** START RECORD LIST **

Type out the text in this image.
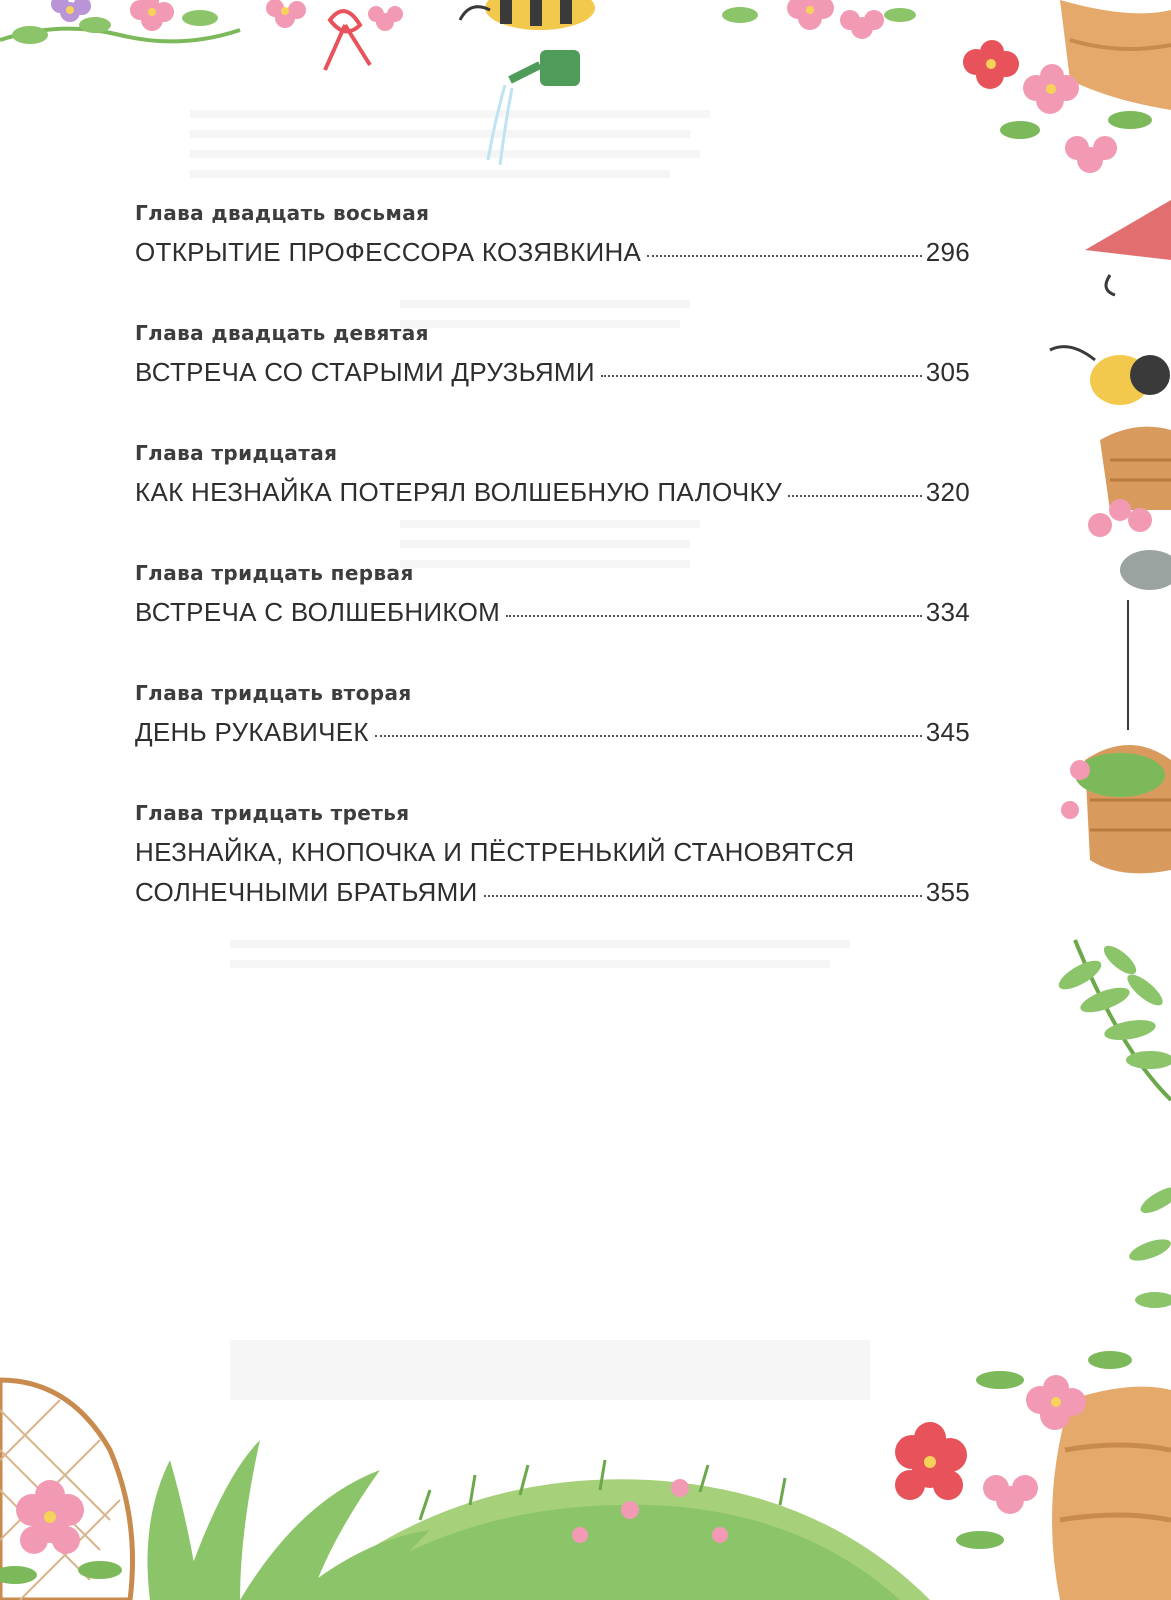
Глава двадцать восьмая
ОТКРЫТИЕ ПРОФЕССОРА КОЗЯВКИНА	296
Глава двадцать девятая
ВСТРЕЧА СО СТАРЫМИ ДРУЗЬЯМИ	305
Глава тридцатая
КАК НЕЗНАЙКА ПОТЕРЯЛ ВОЛШЕБНУЮ ПАЛОЧКУ	320
Глава тридцать первая
ВСТРЕЧА С ВОЛШЕБНИКОМ	334
Глава тридцать вторая
ДЕНЬ РУКАВИЧЕК	345
Глава тридцать третья
НЕЗНАЙКА, КНОПОЧКА И ПЁСТРЕНЬКИЙ СТАНОВЯТСЯ
СОЛНЕЧНЫМИ БРАТЬЯМИ	355
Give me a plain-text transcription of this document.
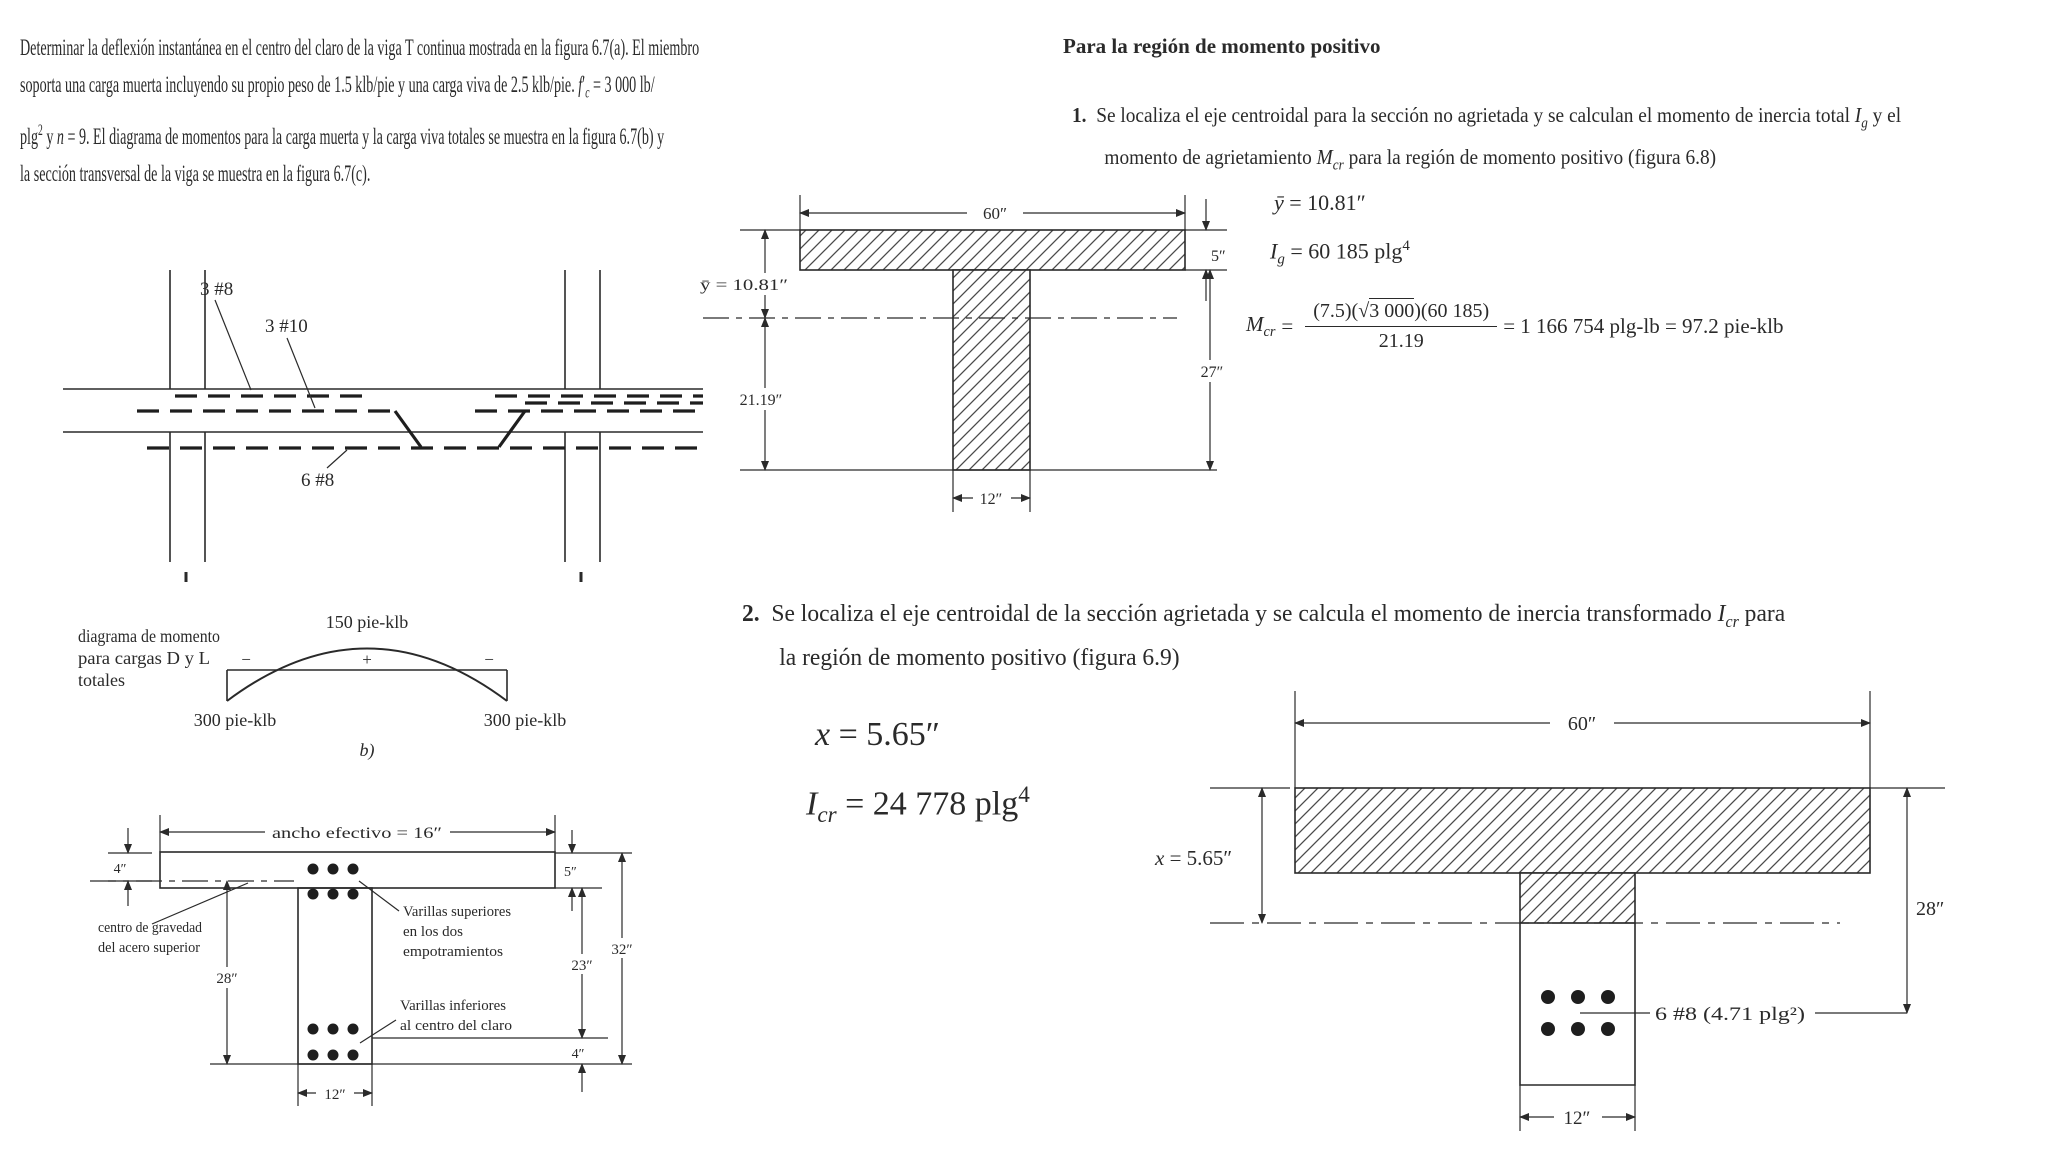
Determinar la deflexión instantánea en el centro del claro de la viga T continua mostrada en la figura 6.7(a). El miembro
soporta una carga muerta incluyendo su propio peso de 1.5 klb/pie y una carga viva de 2.5 klb/pie. $f'_c = 3$ 000 lb/
plg$^2$ y n = 9. El diagrama de momentos para la carga muerta y la carga viva totales se muestra en la figura 6.7(b) y
la sección transversal de la viga se muestra en la figura 6.7(c).
Para la región de momento positivo
1. Se localiza el eje centroidal para la sección no agrietada y se calculan el momento de inercia total $I_g$ y el
momento de agrietamiento $M_{cr}$ para la región de momento positivo (figura 6.8)
ȳ = 10.81″
$I_g = 60$ 185 plg$^4$
$M_{cr} = \frac{(7.5)(√3 000)(60 185)}{21.19} = 1$ 166 754 plg-lb = 97.2 pie-klb
2. Se localiza el eje centroidal de la sección agrietada y se calcula el momento de inercia transformado $I_{cr}$ para
la región de momento positivo (figura 6.9)
x = 5.65″
$I_{cr} = 24$ 778 plg$^4$
3 #8
3 #10
6 #8
60″
ȳ = 10.81″
21.19″
5″
27″
12″
diagrama de momento
para cargas D y L
totales
150 pie-klb
+
−	−
300 pie-klb	300 pie-klb
b)
ancho efectivo = 16″
4″
centro de gravedad
del acero superior
28″
Varillas superiores
en los dos
empotramientos
Varillas inferiores
al centro del claro
5″
23″
4″
32″
12″
60″
x = 5.65″
6 #8 (4.71 plg²)
28″
12″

** END RECORD LIST **

# EXERCISE AIM
Output the entries above exactly, without their pictures.

# RESULT FOR THIS TASK
Type out the text in this image.
Глава двадцать восьмая
ОТКРЫТИЕ ПРОФЕССОРА КОЗЯВКИНА	296
Глава двадцать девятая
ВСТРЕЧА СО СТАРЫМИ ДРУЗЬЯМИ	305
Глава тридцатая
КАК НЕЗНАЙКА ПОТЕРЯЛ ВОЛШЕБНУЮ ПАЛОЧКУ	320
Глава тридцать первая
ВСТРЕЧА С ВОЛШЕБНИКОМ	334
Глава тридцать вторая
ДЕНЬ РУКАВИЧЕК	345
Глава тридцать третья
НЕЗНАЙКА, КНОПОЧКА И ПЁСТРЕНЬКИЙ СТАНОВЯТСЯ
СОЛНЕЧНЫМИ БРАТЬЯМИ	355
Give me a plain-text transcription of this document.
Determinar la deflexión instantánea en el centro del claro de la viga T continua mostrada en la figura 6.7(a). El miembro
soporta una carga muerta incluyendo su propio peso de 1.5 klb/pie y una carga viva de 2.5 klb/pie. $f'_c = 3$ 000 lb/
plg$^2$ y n = 9. El diagrama de momentos para la carga muerta y la carga viva totales se muestra en la figura 6.7(b) y
la sección transversal de la viga se muestra en la figura 6.7(c).
Para la región de momento positivo
1. Se localiza el eje centroidal para la sección no agrietada y se calculan el momento de inercia total $I_g$ y el
momento de agrietamiento $M_{cr}$ para la región de momento positivo (figura 6.8)
ȳ = 10.81″
$I_g = 60$ 185 plg$^4$
$M_{cr} = \frac{(7.5)(√3 000)(60 185)}{21.19} = 1$ 166 754 plg-lb = 97.2 pie-klb
2. Se localiza el eje centroidal de la sección agrietada y se calcula el momento de inercia transformado $I_{cr}$ para
la región de momento positivo (figura 6.9)
x = 5.65″
$I_{cr} = 24$ 778 plg$^4$
3 #8
3 #10
6 #8
60″
ȳ = 10.81″
21.19″
5″
27″
12″
diagrama de momento
para cargas D y L
totales
150 pie-klb
+
−	−
300 pie-klb	300 pie-klb
b)
ancho efectivo = 16″
4″
centro de gravedad
del acero superior
28″
Varillas superiores
en los dos
empotramientos
Varillas inferiores
al centro del claro
5″
23″
4″
32″
12″
60″
x = 5.65″
6 #8 (4.71 plg²)
28″
12″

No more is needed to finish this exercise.